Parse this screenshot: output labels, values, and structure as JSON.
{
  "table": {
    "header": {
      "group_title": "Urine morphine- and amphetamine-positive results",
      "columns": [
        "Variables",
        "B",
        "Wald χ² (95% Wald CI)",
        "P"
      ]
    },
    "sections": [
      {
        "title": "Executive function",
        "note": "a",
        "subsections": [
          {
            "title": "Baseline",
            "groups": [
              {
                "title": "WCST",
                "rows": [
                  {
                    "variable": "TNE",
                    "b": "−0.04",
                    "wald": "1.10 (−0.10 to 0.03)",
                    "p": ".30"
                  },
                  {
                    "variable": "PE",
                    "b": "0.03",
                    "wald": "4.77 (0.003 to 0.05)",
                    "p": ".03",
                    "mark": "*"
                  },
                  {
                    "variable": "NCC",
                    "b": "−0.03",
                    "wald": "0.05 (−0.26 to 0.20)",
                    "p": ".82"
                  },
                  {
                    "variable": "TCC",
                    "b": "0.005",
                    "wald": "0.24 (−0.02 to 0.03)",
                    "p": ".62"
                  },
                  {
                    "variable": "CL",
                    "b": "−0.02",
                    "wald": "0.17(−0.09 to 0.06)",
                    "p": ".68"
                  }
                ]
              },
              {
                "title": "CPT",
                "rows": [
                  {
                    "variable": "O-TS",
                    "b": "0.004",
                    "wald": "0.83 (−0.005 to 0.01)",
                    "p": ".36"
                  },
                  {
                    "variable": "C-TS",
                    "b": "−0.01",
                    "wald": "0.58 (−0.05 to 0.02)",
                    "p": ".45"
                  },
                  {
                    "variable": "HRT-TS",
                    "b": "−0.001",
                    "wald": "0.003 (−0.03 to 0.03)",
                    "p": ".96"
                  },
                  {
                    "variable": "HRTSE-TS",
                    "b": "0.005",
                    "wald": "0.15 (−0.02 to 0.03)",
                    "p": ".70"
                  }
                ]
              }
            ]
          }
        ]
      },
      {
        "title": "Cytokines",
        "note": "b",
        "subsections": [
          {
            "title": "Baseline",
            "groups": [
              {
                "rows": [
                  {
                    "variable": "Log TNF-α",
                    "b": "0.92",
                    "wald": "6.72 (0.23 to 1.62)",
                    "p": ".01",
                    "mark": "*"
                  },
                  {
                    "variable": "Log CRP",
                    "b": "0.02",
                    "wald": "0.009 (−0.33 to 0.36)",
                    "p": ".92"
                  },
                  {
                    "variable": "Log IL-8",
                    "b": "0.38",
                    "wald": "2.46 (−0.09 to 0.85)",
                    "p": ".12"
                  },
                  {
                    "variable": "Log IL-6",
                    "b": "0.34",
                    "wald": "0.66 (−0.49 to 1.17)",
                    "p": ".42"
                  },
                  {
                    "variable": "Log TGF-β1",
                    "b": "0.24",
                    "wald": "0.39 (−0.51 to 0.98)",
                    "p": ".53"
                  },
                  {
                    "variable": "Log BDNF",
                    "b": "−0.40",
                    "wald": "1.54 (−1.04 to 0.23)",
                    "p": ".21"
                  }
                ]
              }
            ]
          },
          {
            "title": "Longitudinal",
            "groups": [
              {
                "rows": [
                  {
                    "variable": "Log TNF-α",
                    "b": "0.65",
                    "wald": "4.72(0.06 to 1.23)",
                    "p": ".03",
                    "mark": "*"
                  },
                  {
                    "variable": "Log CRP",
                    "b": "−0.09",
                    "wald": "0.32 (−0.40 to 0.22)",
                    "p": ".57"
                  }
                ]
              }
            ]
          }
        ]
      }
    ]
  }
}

§ §

What you will do: Recite the full listing above exactly.

Task solution:
Parse this screenshot: output labels, values, and structure as JSON.
{
  "table": {
    "header": {
      "group_title": "Urine morphine- and amphetamine-positive results",
      "columns": [
        "Variables",
        "B",
        "Wald χ² (95% Wald CI)",
        "P"
      ]
    },
    "sections": [
      {
        "title": "Executive function",
        "note": "a",
        "subsections": [
          {
            "title": "Baseline",
            "groups": [
              {
                "title": "WCST",
                "rows": [
                  {
                    "variable": "TNE",
                    "b": "−0.04",
                    "wald": "1.10 (−0.10 to 0.03)",
                    "p": ".30"
                  },
                  {
                    "variable": "PE",
                    "b": "0.03",
                    "wald": "4.77 (0.003 to 0.05)",
                    "p": ".03",
                    "mark": "*"
                  },
                  {
                    "variable": "NCC",
                    "b": "−0.03",
                    "wald": "0.05 (−0.26 to 0.20)",
                    "p": ".82"
                  },
                  {
                    "variable": "TCC",
                    "b": "0.005",
                    "wald": "0.24 (−0.02 to 0.03)",
                    "p": ".62"
                  },
                  {
                    "variable": "CL",
                    "b": "−0.02",
                    "wald": "0.17(−0.09 to 0.06)",
                    "p": ".68"
                  }
                ]
              },
              {
                "title": "CPT",
                "rows": [
                  {
                    "variable": "O-TS",
                    "b": "0.004",
                    "wald": "0.83 (−0.005 to 0.01)",
                    "p": ".36"
                  },
                  {
                    "variable": "C-TS",
                    "b": "−0.01",
                    "wald": "0.58 (−0.05 to 0.02)",
                    "p": ".45"
                  },
                  {
                    "variable": "HRT-TS",
                    "b": "−0.001",
                    "wald": "0.003 (−0.03 to 0.03)",
                    "p": ".96"
                  },
                  {
                    "variable": "HRTSE-TS",
                    "b": "0.005",
                    "wald": "0.15 (−0.02 to 0.03)",
                    "p": ".70"
                  }
                ]
              }
            ]
          }
        ]
      },
      {
        "title": "Cytokines",
        "note": "b",
        "subsections": [
          {
            "title": "Baseline",
            "groups": [
              {
                "rows": [
                  {
                    "variable": "Log TNF-α",
                    "b": "0.92",
                    "wald": "6.72 (0.23 to 1.62)",
                    "p": ".01",
                    "mark": "*"
                  },
                  {
                    "variable": "Log CRP",
                    "b": "0.02",
                    "wald": "0.009 (−0.33 to 0.36)",
                    "p": ".92"
                  },
                  {
                    "variable": "Log IL-8",
                    "b": "0.38",
                    "wald": "2.46 (−0.09 to 0.85)",
                    "p": ".12"
                  },
                  {
                    "variable": "Log IL-6",
                    "b": "0.34",
                    "wald": "0.66 (−0.49 to 1.17)",
                    "p": ".42"
                  },
                  {
                    "variable": "Log TGF-β1",
                    "b": "0.24",
                    "wald": "0.39 (−0.51 to 0.98)",
                    "p": ".53"
                  },
                  {
                    "variable": "Log BDNF",
                    "b": "−0.40",
                    "wald": "1.54 (−1.04 to 0.23)",
                    "p": ".21"
                  }
                ]
              }
            ]
          },
          {
            "title": "Longitudinal",
            "groups": [
              {
                "rows": [
                  {
                    "variable": "Log TNF-α",
                    "b": "0.65",
                    "wald": "4.72(0.06 to 1.23)",
                    "p": ".03",
                    "mark": "*"
                  },
                  {
                    "variable": "Log CRP",
                    "b": "−0.09",
                    "wald": "0.32 (−0.40 to 0.22)",
                    "p": ".57"
                  }
                ]
              }
            ]
          }
        ]
      }
    ]
  }
}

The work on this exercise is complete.